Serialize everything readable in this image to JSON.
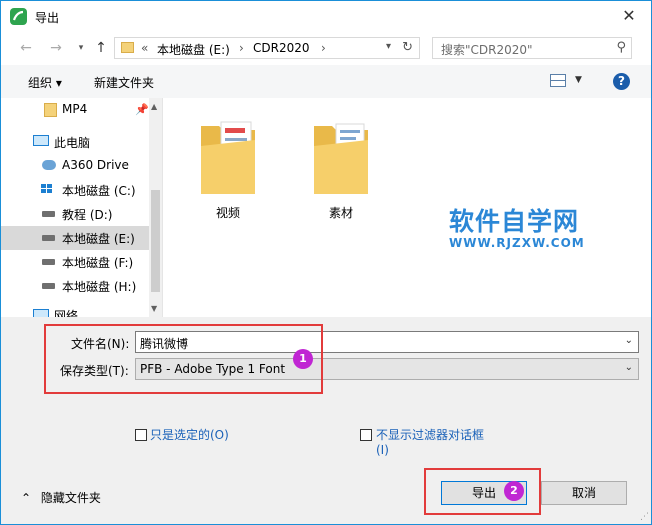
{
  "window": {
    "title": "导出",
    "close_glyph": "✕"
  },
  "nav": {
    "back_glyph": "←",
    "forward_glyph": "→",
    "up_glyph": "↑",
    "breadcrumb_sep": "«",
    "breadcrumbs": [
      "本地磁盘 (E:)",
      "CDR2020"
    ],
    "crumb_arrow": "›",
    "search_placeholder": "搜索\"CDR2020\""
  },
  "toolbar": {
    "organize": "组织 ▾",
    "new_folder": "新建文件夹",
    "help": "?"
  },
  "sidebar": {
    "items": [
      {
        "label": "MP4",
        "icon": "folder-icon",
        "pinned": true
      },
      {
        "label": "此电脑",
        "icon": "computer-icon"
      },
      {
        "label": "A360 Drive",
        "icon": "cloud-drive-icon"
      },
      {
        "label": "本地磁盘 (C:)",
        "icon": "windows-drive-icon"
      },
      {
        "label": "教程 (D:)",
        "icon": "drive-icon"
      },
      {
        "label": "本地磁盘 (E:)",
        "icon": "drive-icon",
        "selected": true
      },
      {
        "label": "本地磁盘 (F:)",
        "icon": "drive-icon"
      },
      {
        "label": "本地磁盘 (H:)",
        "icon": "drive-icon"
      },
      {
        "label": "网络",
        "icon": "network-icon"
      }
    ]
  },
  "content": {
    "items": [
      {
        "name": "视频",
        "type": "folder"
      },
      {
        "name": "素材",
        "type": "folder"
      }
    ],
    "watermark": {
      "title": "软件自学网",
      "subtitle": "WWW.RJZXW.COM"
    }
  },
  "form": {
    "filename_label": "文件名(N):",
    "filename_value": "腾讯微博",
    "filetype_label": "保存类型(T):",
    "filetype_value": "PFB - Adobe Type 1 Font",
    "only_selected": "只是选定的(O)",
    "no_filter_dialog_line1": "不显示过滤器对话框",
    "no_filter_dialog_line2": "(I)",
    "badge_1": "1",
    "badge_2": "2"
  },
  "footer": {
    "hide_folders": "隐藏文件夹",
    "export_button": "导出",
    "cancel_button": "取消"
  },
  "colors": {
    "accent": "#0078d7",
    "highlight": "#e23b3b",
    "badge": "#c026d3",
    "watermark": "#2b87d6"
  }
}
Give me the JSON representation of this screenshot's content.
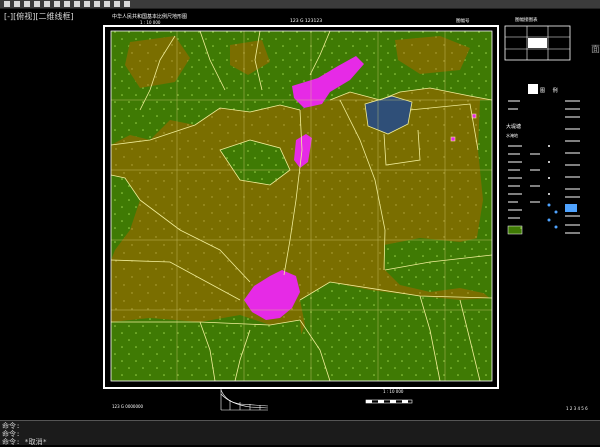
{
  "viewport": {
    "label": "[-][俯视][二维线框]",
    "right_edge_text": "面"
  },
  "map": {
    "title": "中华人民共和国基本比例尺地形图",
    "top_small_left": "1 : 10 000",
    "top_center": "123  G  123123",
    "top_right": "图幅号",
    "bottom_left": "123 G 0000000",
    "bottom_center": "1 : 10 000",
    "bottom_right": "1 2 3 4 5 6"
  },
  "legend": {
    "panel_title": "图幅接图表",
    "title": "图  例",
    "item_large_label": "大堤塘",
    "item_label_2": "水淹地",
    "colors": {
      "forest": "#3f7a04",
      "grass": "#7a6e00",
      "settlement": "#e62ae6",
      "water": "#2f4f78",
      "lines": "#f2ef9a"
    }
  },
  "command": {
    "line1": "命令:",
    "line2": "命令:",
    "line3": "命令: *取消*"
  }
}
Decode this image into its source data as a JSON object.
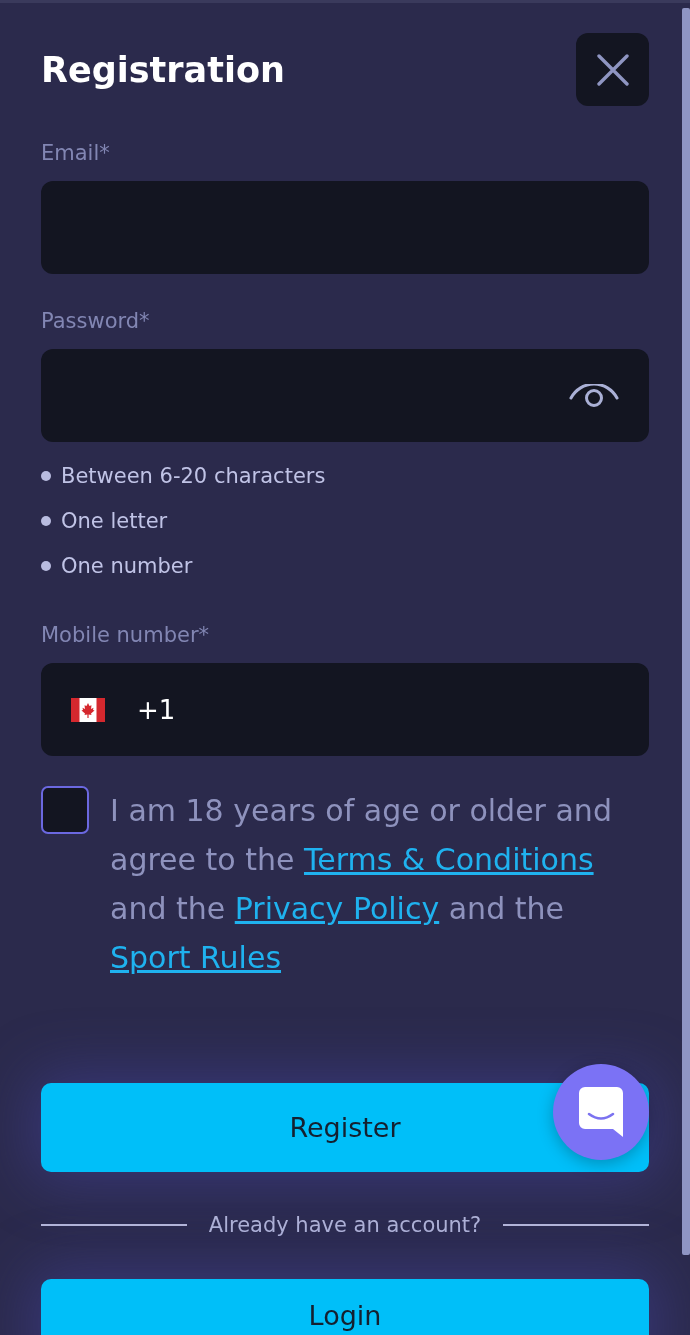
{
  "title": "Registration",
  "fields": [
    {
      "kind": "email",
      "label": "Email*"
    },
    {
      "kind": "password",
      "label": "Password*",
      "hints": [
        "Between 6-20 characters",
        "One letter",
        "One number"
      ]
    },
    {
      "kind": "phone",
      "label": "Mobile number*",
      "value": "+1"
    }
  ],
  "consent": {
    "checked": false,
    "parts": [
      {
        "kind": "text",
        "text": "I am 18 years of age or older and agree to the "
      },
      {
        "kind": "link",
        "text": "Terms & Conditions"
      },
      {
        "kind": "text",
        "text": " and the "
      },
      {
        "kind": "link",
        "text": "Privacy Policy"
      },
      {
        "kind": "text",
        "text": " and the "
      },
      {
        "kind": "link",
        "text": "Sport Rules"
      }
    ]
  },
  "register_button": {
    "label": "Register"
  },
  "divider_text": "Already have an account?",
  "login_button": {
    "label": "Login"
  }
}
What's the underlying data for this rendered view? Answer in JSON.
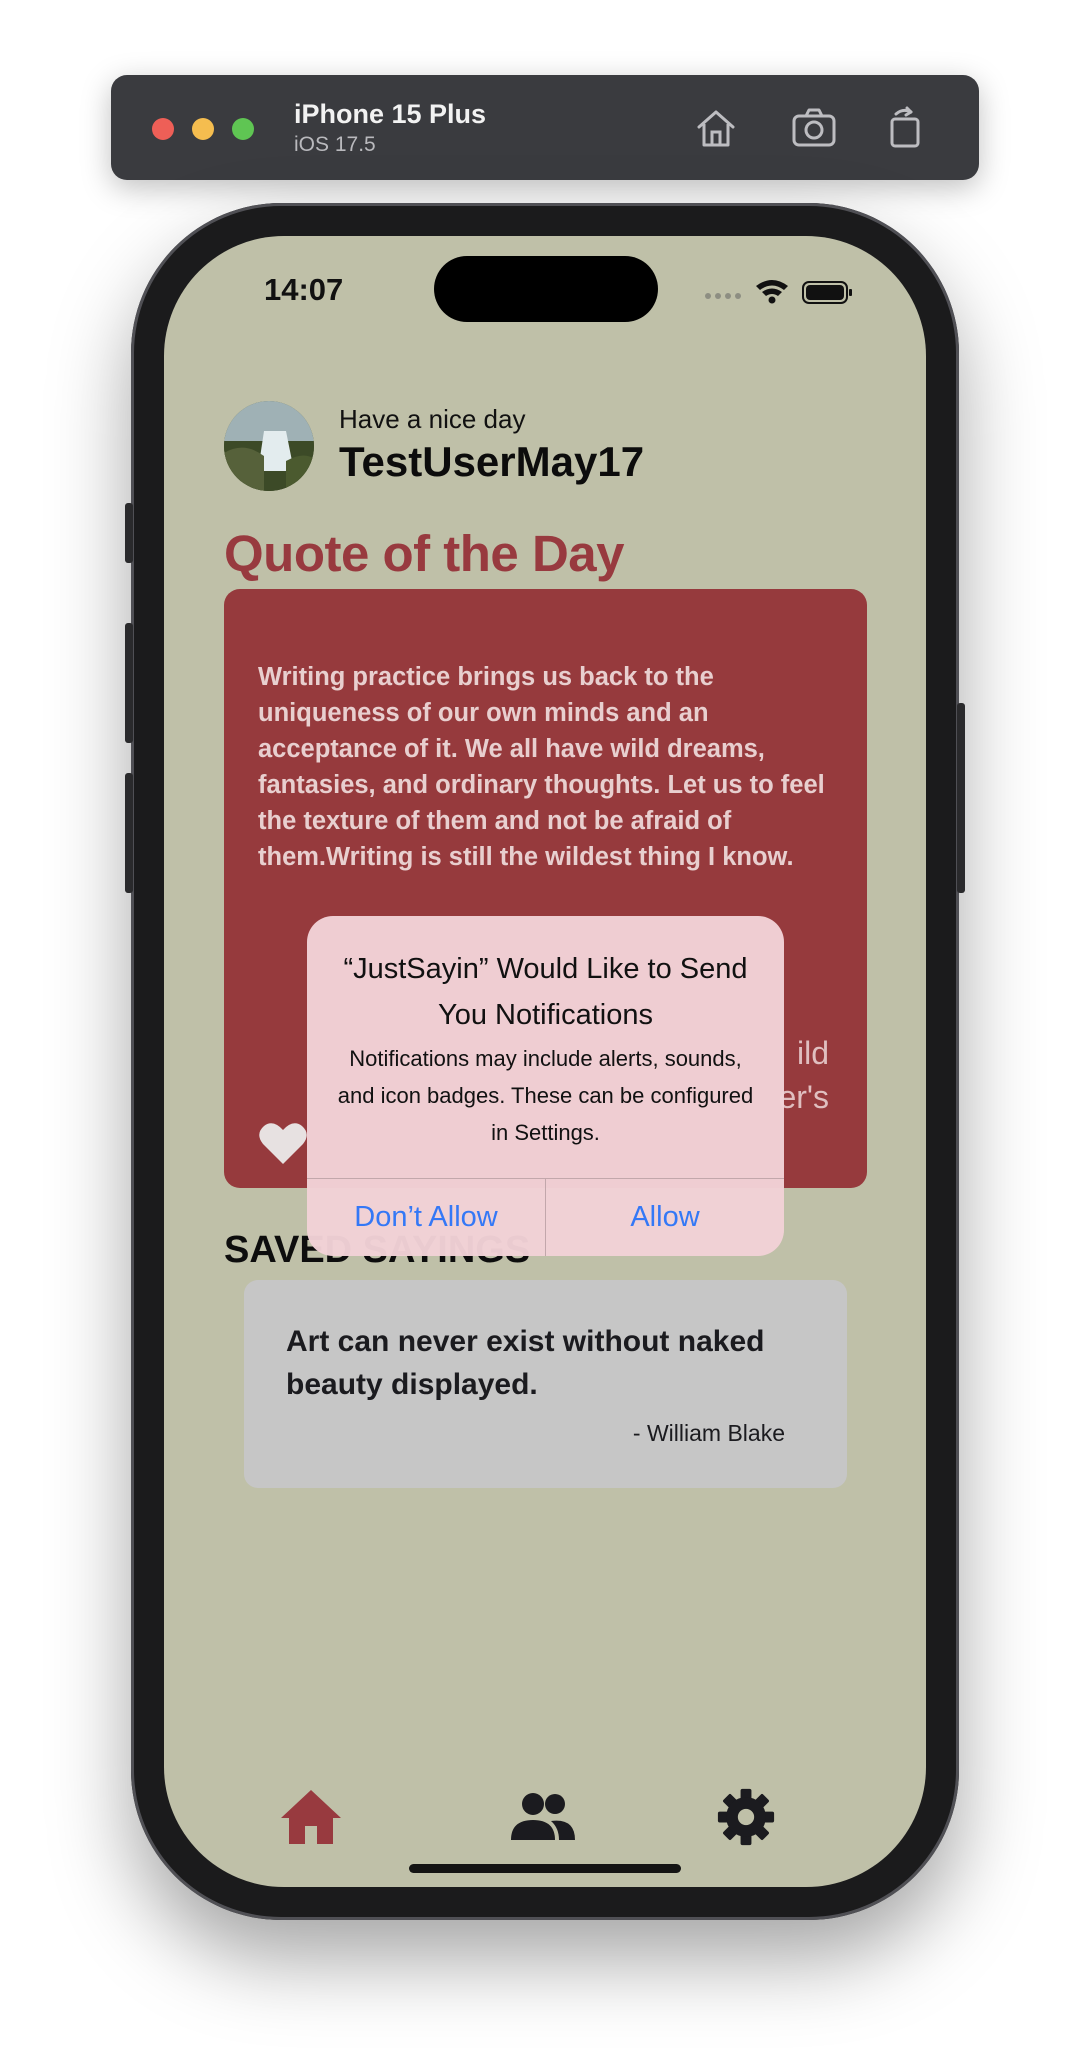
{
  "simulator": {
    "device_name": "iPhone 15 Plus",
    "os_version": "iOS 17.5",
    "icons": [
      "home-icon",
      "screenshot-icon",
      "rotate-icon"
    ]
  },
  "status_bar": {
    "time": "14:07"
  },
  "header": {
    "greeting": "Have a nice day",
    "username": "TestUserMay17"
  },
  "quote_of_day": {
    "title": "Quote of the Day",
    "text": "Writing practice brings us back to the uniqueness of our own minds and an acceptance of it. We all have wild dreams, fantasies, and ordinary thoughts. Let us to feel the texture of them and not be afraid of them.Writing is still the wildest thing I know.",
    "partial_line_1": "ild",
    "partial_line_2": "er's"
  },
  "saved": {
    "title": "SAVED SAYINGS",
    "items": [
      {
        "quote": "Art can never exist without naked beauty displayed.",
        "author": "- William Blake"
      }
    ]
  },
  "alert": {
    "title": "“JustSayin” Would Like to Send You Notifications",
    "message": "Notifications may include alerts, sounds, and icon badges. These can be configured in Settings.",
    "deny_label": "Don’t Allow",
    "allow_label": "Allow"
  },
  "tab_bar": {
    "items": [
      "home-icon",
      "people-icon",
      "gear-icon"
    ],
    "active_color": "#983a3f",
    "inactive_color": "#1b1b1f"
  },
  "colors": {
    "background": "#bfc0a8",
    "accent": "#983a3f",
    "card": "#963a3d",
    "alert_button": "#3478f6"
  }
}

##########

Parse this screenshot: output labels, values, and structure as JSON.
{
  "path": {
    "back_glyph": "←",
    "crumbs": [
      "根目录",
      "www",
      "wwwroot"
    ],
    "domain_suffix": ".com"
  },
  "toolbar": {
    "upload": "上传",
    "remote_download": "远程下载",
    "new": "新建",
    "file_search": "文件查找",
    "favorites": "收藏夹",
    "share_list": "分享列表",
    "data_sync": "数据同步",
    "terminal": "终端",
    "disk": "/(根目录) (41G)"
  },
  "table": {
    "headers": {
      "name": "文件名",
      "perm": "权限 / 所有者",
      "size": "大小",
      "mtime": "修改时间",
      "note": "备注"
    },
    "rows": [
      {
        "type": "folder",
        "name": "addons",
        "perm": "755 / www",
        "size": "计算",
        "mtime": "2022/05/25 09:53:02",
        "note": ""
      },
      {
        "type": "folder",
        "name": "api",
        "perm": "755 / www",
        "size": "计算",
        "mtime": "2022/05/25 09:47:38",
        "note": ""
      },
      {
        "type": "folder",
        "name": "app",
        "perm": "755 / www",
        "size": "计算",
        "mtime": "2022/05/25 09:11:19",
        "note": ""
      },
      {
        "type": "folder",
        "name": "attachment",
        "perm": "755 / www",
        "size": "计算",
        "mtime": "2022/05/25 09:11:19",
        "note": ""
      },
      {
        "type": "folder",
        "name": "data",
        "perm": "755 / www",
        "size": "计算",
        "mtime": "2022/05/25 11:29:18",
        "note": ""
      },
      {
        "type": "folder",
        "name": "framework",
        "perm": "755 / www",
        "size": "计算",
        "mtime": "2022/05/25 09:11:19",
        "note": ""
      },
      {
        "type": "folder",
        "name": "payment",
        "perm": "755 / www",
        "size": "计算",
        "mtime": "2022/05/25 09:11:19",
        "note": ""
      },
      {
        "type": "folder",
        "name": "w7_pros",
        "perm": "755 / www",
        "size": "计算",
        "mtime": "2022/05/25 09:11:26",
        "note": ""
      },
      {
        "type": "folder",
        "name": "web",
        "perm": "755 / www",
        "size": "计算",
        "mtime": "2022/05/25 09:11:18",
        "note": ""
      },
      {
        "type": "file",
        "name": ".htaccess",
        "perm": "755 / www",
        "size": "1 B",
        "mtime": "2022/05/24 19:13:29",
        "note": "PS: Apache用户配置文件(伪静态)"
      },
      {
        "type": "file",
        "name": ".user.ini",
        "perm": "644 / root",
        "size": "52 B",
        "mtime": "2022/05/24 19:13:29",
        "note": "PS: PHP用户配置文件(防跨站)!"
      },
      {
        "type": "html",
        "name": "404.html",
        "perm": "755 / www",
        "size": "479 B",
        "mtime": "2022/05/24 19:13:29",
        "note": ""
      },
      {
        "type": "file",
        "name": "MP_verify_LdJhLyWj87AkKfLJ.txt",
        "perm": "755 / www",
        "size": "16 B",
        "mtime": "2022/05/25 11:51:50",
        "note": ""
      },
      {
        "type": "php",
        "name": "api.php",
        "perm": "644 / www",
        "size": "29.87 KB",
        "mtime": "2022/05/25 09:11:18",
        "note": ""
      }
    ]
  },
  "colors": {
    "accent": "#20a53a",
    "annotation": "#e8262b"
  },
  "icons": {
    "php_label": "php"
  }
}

##########

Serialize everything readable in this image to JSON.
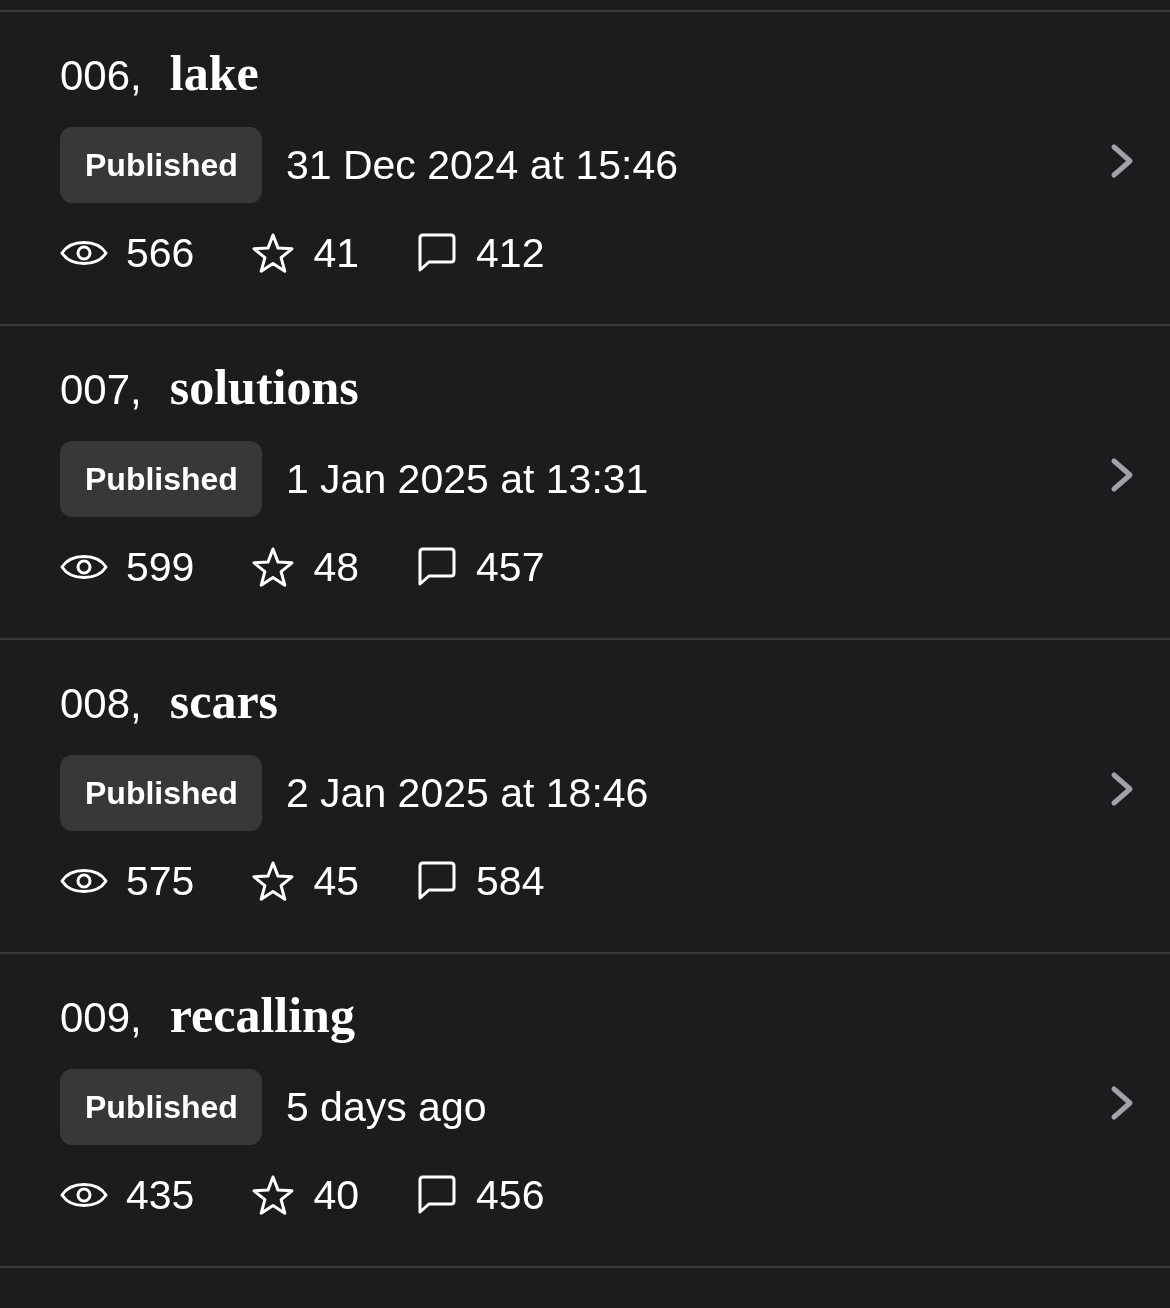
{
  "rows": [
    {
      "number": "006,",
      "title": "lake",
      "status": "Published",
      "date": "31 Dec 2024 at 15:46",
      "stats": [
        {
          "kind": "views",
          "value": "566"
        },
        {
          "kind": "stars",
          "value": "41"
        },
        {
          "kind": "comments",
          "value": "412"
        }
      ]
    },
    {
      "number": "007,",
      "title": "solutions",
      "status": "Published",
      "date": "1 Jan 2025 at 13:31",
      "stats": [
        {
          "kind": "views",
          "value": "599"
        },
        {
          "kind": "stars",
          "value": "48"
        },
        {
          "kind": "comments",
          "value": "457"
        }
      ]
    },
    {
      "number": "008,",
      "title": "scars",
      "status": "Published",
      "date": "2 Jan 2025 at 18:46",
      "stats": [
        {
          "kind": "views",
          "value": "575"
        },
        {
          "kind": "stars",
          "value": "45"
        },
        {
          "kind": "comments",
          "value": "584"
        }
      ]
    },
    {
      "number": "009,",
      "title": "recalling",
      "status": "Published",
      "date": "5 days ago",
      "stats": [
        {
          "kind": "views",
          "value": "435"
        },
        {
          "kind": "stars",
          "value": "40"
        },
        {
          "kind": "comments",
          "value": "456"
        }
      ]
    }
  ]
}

##########

**What is being asked:**
Take every line above carrying "accent" and return it.

**Response to the exercise:**
    "accent": "#0078d7",
    "accent": "#983a3f",
    "accent": "#20a53a",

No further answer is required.